**To do**
Report how many lines below contain the word "user", and give only that number.

**Extracts from a graphics dataset**
══════════

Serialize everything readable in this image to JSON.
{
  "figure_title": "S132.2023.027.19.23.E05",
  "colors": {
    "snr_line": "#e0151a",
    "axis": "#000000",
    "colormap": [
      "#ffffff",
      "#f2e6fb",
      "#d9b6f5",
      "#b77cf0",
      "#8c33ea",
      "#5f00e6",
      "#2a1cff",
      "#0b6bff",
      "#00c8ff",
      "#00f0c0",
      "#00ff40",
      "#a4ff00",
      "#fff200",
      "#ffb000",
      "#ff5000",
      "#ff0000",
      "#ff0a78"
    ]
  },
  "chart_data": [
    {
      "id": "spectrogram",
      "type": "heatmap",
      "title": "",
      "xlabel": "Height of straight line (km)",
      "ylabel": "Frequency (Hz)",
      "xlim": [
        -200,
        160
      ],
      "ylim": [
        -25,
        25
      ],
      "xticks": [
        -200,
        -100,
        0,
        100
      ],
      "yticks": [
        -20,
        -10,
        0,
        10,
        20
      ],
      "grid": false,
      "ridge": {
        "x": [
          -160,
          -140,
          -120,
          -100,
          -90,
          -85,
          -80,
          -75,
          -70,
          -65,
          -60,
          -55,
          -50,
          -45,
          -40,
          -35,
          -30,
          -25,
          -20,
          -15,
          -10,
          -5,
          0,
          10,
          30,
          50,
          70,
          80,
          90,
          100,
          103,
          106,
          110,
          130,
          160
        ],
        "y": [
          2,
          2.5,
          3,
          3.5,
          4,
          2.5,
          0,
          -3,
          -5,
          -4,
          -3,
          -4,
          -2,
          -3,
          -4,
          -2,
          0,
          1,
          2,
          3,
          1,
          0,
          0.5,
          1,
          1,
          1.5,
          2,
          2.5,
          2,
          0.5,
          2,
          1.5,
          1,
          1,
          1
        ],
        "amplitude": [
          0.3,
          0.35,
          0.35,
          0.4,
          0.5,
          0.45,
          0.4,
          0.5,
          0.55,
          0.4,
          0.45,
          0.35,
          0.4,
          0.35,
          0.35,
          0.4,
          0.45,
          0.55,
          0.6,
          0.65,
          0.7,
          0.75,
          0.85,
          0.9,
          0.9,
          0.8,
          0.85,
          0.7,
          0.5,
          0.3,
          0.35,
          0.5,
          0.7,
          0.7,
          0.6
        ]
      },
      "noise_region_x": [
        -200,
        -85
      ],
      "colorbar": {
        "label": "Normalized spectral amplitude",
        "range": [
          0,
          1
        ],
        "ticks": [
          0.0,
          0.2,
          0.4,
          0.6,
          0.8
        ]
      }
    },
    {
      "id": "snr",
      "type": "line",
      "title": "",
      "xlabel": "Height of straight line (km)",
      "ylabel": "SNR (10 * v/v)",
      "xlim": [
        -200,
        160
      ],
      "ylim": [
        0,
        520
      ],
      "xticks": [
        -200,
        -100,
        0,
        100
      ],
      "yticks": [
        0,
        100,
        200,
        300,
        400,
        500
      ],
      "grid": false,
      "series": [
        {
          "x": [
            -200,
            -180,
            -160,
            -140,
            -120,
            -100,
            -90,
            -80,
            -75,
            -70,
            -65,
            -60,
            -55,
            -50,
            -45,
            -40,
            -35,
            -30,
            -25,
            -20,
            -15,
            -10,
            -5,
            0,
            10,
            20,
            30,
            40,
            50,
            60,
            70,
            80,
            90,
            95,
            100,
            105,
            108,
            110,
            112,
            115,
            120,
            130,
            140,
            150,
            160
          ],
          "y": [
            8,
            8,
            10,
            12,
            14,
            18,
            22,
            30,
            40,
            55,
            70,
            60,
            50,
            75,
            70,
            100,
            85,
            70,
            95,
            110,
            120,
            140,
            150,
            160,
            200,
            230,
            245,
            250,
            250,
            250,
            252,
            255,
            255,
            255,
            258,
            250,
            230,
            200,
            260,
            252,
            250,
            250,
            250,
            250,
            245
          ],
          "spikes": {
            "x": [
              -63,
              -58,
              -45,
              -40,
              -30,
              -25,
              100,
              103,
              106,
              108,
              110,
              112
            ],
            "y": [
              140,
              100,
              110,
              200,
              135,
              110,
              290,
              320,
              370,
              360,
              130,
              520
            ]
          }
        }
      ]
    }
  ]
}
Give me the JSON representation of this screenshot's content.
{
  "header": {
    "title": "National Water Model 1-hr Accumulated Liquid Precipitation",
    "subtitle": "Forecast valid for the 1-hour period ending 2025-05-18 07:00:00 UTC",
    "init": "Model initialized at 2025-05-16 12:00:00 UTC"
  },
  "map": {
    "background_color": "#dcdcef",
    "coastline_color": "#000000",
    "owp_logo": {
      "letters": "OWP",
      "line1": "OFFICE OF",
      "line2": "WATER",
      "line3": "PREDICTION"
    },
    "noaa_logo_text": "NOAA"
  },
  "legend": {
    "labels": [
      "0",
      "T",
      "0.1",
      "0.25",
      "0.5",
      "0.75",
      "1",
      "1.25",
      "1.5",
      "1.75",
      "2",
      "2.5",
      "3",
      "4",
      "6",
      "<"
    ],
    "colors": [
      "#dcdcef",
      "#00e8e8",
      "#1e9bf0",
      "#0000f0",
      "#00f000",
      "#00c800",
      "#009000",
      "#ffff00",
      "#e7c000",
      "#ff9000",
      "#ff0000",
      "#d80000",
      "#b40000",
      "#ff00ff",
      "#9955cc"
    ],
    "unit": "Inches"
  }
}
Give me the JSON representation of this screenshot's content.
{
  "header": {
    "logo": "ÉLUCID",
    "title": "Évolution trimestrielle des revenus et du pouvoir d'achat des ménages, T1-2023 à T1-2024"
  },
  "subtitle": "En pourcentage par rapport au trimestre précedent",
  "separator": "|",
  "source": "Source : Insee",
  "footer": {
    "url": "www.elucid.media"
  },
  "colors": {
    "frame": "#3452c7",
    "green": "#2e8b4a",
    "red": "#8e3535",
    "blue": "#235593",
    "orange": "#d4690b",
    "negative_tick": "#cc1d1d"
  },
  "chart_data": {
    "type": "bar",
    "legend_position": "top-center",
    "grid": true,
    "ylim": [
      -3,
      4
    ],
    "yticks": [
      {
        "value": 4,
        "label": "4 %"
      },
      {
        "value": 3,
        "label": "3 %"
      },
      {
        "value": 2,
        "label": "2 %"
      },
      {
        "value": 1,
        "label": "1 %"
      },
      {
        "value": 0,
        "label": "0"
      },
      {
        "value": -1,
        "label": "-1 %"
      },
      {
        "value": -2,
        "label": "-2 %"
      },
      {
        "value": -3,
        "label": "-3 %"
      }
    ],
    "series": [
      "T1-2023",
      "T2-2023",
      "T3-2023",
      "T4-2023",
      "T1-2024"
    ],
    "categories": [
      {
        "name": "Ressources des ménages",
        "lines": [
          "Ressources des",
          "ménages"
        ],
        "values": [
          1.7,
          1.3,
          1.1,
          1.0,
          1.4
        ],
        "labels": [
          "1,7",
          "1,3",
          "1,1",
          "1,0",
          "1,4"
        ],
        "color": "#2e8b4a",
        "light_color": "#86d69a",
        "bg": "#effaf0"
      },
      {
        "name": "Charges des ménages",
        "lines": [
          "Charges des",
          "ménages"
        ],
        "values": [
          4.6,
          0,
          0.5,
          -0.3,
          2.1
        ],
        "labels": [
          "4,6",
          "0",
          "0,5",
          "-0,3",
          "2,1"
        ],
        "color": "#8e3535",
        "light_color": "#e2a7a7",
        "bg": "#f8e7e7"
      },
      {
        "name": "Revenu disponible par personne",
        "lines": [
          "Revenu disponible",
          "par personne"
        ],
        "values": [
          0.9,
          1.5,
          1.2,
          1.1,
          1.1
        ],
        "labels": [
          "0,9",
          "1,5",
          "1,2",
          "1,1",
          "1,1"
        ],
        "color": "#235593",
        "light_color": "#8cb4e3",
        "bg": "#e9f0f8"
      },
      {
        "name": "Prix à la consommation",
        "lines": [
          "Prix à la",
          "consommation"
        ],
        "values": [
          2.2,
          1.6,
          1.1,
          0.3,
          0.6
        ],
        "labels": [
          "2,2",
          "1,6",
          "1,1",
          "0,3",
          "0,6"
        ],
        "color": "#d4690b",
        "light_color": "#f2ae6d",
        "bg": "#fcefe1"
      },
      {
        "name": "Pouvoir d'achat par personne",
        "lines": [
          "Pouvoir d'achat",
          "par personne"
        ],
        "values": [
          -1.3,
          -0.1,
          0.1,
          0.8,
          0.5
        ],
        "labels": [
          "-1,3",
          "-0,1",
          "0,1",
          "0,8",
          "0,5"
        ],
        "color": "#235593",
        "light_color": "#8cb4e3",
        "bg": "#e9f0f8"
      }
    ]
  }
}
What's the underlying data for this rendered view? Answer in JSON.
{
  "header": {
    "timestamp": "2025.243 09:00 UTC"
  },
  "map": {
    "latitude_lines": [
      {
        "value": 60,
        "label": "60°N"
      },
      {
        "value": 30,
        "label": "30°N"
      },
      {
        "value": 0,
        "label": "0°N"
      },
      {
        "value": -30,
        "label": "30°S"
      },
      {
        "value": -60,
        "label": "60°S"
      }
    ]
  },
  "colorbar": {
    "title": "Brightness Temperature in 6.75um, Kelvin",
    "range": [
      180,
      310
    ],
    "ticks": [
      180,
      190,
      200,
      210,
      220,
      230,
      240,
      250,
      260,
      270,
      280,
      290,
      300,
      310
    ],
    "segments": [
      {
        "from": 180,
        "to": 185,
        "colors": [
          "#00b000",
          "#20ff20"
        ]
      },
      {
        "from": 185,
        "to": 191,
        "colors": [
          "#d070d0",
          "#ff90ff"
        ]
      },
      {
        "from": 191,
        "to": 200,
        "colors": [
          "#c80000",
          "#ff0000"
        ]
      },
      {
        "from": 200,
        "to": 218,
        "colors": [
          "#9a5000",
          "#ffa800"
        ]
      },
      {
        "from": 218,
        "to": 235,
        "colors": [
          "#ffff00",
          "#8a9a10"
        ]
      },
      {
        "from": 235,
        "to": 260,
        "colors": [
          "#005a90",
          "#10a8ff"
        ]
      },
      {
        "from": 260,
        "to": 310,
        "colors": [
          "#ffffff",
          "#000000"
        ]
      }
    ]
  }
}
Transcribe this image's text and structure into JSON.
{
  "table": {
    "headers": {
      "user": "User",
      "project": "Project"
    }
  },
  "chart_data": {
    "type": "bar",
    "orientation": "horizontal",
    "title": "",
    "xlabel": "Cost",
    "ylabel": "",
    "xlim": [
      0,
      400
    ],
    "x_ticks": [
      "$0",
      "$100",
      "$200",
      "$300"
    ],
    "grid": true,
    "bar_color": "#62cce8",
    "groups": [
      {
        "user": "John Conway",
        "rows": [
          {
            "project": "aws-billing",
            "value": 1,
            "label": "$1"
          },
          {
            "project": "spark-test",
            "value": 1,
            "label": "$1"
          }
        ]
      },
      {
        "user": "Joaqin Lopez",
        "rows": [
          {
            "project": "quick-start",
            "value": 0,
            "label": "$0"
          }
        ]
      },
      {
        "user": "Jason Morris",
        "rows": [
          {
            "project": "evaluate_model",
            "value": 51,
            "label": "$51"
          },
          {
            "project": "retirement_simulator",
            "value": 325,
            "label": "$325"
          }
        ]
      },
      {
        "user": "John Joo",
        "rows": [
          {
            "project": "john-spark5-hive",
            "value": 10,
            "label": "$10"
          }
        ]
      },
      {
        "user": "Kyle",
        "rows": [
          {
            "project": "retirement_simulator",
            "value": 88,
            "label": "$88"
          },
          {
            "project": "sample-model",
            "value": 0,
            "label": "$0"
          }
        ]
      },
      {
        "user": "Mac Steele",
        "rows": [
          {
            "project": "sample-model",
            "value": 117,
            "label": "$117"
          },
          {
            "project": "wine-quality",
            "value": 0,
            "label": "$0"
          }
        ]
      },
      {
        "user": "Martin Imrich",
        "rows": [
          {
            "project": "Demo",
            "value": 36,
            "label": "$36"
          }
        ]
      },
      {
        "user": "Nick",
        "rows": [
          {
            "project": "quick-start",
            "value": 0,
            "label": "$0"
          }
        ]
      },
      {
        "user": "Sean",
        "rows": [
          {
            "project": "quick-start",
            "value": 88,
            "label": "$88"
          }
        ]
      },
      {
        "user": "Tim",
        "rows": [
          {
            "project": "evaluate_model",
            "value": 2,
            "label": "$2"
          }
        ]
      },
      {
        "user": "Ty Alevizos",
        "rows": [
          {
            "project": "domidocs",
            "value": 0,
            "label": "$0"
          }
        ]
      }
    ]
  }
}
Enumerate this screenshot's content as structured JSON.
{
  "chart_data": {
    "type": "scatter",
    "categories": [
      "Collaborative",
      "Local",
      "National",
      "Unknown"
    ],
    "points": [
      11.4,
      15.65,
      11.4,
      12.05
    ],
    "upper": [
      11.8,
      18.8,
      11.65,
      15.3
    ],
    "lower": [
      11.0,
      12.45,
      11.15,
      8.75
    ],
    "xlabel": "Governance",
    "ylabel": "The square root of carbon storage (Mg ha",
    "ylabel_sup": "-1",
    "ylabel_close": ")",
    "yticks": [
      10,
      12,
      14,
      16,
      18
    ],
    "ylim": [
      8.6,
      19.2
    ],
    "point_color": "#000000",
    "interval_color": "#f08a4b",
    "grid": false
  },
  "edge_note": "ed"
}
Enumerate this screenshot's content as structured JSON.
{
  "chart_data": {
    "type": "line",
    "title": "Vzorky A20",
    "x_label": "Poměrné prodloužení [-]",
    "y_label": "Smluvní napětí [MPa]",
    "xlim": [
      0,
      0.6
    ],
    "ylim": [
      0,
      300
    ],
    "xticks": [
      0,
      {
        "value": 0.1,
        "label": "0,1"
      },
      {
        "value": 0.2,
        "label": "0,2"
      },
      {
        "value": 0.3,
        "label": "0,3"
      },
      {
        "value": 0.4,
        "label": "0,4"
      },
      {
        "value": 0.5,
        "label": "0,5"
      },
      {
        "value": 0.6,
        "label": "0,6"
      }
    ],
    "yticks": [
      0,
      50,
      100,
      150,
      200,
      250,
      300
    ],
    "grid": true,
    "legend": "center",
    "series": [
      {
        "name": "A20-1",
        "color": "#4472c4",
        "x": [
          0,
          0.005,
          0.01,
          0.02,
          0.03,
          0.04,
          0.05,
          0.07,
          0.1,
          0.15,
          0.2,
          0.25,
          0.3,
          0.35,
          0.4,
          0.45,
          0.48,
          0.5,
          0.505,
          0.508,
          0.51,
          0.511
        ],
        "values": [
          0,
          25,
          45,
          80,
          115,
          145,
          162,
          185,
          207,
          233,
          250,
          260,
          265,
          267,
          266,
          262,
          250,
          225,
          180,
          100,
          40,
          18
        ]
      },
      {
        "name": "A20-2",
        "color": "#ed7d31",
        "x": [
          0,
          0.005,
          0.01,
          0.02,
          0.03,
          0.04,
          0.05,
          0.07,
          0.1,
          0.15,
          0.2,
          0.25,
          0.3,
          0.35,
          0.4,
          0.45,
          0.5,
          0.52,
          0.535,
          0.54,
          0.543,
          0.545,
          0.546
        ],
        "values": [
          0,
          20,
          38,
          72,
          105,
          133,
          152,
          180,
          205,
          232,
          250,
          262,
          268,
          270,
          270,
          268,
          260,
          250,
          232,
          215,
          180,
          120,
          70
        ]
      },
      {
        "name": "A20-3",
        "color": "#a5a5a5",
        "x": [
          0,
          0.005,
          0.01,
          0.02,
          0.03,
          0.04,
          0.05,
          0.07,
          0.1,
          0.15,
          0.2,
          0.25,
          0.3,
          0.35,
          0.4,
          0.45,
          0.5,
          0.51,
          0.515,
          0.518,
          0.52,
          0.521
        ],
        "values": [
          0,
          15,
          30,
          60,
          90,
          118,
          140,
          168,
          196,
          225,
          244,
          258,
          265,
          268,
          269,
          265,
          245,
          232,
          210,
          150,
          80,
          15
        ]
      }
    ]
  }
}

══════════

**Completed exercise**
12